Given instruction:
Retype all material exactly. Pictures stay out of the copy.

-- BEGIN Provided material --

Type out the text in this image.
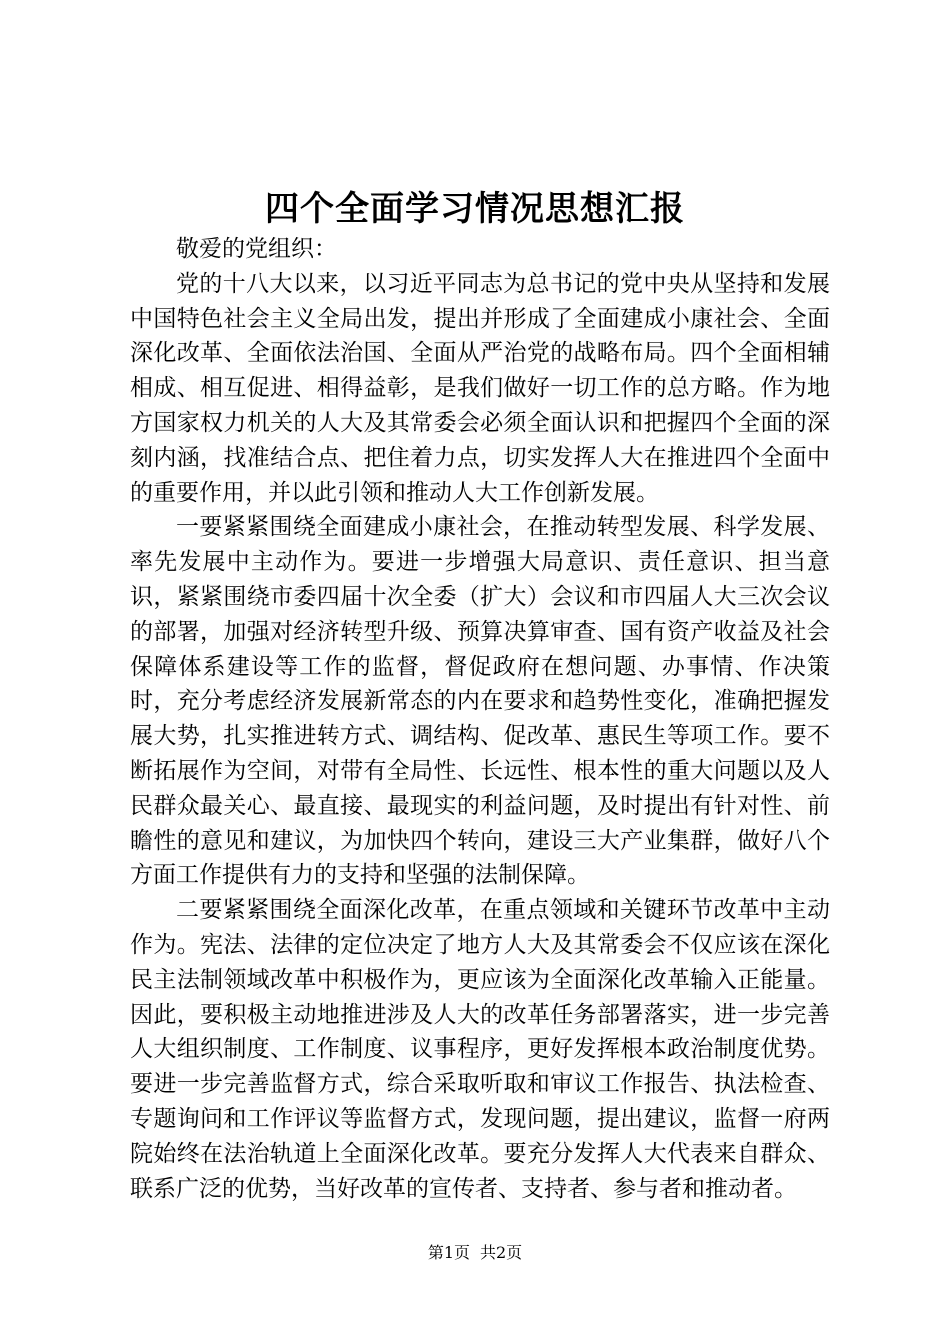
四个全面学习情况思想汇报

敬爱的党组织：

党的十八大以来，以习近平同志为总书记的党中央从坚持和发展中国特色社会主义全局出发，提出并形成了全面建成小康社会、全面深化改革、全面依法治国、全面从严治党的战略布局。四个全面相辅相成、相互促进、相得益彰，是我们做好一切工作的总方略。作为地方国家权力机关的人大及其常委会必须全面认识和把握四个全面的深刻内涵，找准结合点、把住着力点，切实发挥人大在推进四个全面中的重要作用，并以此引领和推动人大工作创新发展。

一要紧紧围绕全面建成小康社会，在推动转型发展、科学发展、率先发展中主动作为。要进一步增强大局意识、责任意识、担当意识，紧紧围绕市委四届十次全委（扩大）会议和市四届人大三次会议的部署，加强对经济转型升级、预算决算审查、国有资产收益及社会保障体系建设等工作的监督，督促政府在想问题、办事情、作决策时，充分考虑经济发展新常态的内在要求和趋势性变化，准确把握发展大势，扎实推进转方式、调结构、促改革、惠民生等项工作。要不断拓展作为空间，对带有全局性、长远性、根本性的重大问题以及人民群众最关心、最直接、最现实的利益问题，及时提出有针对性、前瞻性的意见和建议，为加快四个转向，建设三大产业集群，做好八个方面工作提供有力的支持和坚强的法制保障。

二要紧紧围绕全面深化改革，在重点领域和关键环节改革中主动作为。宪法、法律的定位决定了地方人大及其常委会不仅应该在深化民主法制领域改革中积极作为，更应该为全面深化改革输入正能量。因此，要积极主动地推进涉及人大的改革任务部署落实，进一步完善人大组织制度、工作制度、议事程序，更好发挥根本政治制度优势。要进一步完善监督方式，综合采取听取和审议工作报告、执法检查、专题询问和工作评议等监督方式，发现问题，提出建议，监督一府两院始终在法治轨道上全面深化改革。要充分发挥人大代表来自群众、联系广泛的优势，当好改革的宣传者、支持者、参与者和推动者。

第1页 共2页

-- END Provided material --

Result for this task:
Type out the text in this image.
四个全面学习情况思想汇报

敬爱的党组织：

党的十八大以来，以习近平同志为总书记的党中央从坚持和发展中国特色社会主义全局出发，提出并形成了全面建成小康社会、全面深化改革、全面依法治国、全面从严治党的战略布局。四个全面相辅相成、相互促进、相得益彰，是我们做好一切工作的总方略。作为地方国家权力机关的人大及其常委会必须全面认识和把握四个全面的深刻内涵，找准结合点、把住着力点，切实发挥人大在推进四个全面中的重要作用，并以此引领和推动人大工作创新发展。

一要紧紧围绕全面建成小康社会，在推动转型发展、科学发展、率先发展中主动作为。要进一步增强大局意识、责任意识、担当意识，紧紧围绕市委四届十次全委（扩大）会议和市四届人大三次会议的部署，加强对经济转型升级、预算决算审查、国有资产收益及社会保障体系建设等工作的监督，督促政府在想问题、办事情、作决策时，充分考虑经济发展新常态的内在要求和趋势性变化，准确把握发展大势，扎实推进转方式、调结构、促改革、惠民生等项工作。要不断拓展作为空间，对带有全局性、长远性、根本性的重大问题以及人民群众最关心、最直接、最现实的利益问题，及时提出有针对性、前瞻性的意见和建议，为加快四个转向，建设三大产业集群，做好八个方面工作提供有力的支持和坚强的法制保障。

二要紧紧围绕全面深化改革，在重点领域和关键环节改革中主动作为。宪法、法律的定位决定了地方人大及其常委会不仅应该在深化民主法制领域改革中积极作为，更应该为全面深化改革输入正能量。因此，要积极主动地推进涉及人大的改革任务部署落实，进一步完善人大组织制度、工作制度、议事程序，更好发挥根本政治制度优势。要进一步完善监督方式，综合采取听取和审议工作报告、执法检查、专题询问和工作评议等监督方式，发现问题，提出建议，监督一府两院始终在法治轨道上全面深化改革。要充分发挥人大代表来自群众、联系广泛的优势，当好改革的宣传者、支持者、参与者和推动者。

第1页 共2页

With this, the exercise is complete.